-- Start Entries provided --

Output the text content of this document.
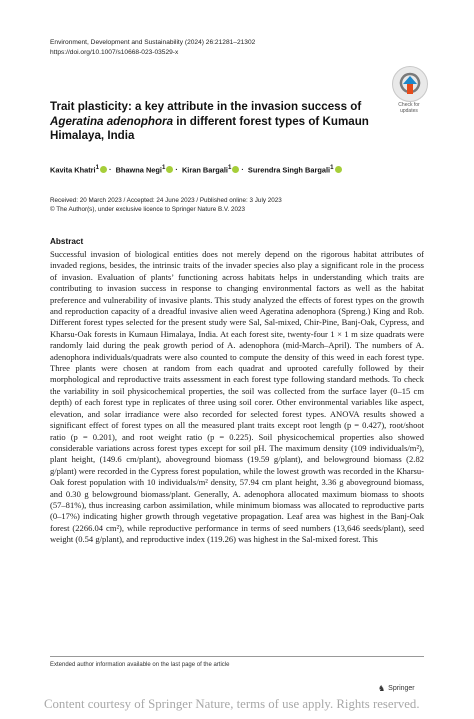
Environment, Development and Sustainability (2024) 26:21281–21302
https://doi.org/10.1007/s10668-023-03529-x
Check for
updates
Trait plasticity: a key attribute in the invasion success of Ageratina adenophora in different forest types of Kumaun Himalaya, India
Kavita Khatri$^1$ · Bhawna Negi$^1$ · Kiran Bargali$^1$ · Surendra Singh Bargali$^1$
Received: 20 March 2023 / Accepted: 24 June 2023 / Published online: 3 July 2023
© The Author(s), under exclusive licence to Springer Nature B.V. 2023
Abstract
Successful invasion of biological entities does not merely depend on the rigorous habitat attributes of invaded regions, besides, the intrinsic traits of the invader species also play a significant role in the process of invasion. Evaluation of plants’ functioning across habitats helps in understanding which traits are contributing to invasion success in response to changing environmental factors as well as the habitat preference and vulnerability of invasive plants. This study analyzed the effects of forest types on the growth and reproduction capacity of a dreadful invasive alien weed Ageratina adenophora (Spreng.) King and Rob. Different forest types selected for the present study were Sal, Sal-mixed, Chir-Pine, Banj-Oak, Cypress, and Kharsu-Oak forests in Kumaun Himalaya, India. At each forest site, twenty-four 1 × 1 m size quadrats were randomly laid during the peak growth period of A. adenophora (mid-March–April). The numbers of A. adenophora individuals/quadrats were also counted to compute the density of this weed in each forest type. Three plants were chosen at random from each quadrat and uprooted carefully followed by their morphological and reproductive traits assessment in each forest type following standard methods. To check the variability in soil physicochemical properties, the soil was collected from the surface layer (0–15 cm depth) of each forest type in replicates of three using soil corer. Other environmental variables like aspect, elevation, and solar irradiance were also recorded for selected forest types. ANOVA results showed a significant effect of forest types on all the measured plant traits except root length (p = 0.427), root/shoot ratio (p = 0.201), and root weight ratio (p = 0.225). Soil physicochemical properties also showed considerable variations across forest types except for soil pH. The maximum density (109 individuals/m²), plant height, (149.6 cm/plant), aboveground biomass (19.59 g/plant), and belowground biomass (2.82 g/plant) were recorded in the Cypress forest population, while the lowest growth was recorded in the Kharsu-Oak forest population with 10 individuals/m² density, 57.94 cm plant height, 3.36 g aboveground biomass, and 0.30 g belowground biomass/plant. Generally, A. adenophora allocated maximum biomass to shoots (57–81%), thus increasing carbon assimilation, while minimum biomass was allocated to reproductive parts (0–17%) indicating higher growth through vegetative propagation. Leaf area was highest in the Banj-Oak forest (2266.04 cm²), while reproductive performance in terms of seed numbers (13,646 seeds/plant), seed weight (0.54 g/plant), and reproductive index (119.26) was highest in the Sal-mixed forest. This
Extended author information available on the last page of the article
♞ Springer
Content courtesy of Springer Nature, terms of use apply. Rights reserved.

-- End Entries provided --

• _The problem_
Look through the entries above and list every line containing "Nature".

• _Exercise output_
© The Author(s), under exclusive licence to Springer Nature B.V. 2023
Content courtesy of Springer Nature, terms of use apply. Rights reserved.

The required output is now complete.